_Set task_. Each entry below should be echoed exactly, with pictures omitted.

_Entries_.

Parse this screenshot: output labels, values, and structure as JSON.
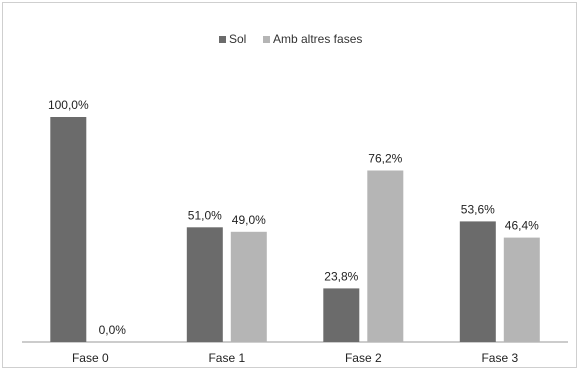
{
  "chart_data": {
    "type": "bar",
    "categories": [
      "Fase 0",
      "Fase 1",
      "Fase 2",
      "Fase 3"
    ],
    "series": [
      {
        "name": "Sol",
        "values": [
          100.0,
          51.0,
          23.8,
          53.6
        ],
        "labels": [
          "100,0%",
          "51,0%",
          "23,8%",
          "53,6%"
        ],
        "color": "#6b6b6b"
      },
      {
        "name": "Amb altres fases",
        "values": [
          0.0,
          49.0,
          76.2,
          46.4
        ],
        "labels": [
          "0,0%",
          "49,0%",
          "76,2%",
          "46,4%"
        ],
        "color": "#b5b5b5"
      }
    ],
    "ylim": [
      0,
      100
    ],
    "grid": false,
    "legend_position": "top-center",
    "title": "",
    "xlabel": "",
    "ylabel": ""
  }
}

_Task result_.
Parse this screenshot: output labels, values, and structure as JSON.
{
  "chart_data": {
    "type": "bar",
    "categories": [
      "Fase 0",
      "Fase 1",
      "Fase 2",
      "Fase 3"
    ],
    "series": [
      {
        "name": "Sol",
        "values": [
          100.0,
          51.0,
          23.8,
          53.6
        ],
        "labels": [
          "100,0%",
          "51,0%",
          "23,8%",
          "53,6%"
        ],
        "color": "#6b6b6b"
      },
      {
        "name": "Amb altres fases",
        "values": [
          0.0,
          49.0,
          76.2,
          46.4
        ],
        "labels": [
          "0,0%",
          "49,0%",
          "76,2%",
          "46,4%"
        ],
        "color": "#b5b5b5"
      }
    ],
    "ylim": [
      0,
      100
    ],
    "grid": false,
    "legend_position": "top-center",
    "title": "",
    "xlabel": "",
    "ylabel": ""
  }
}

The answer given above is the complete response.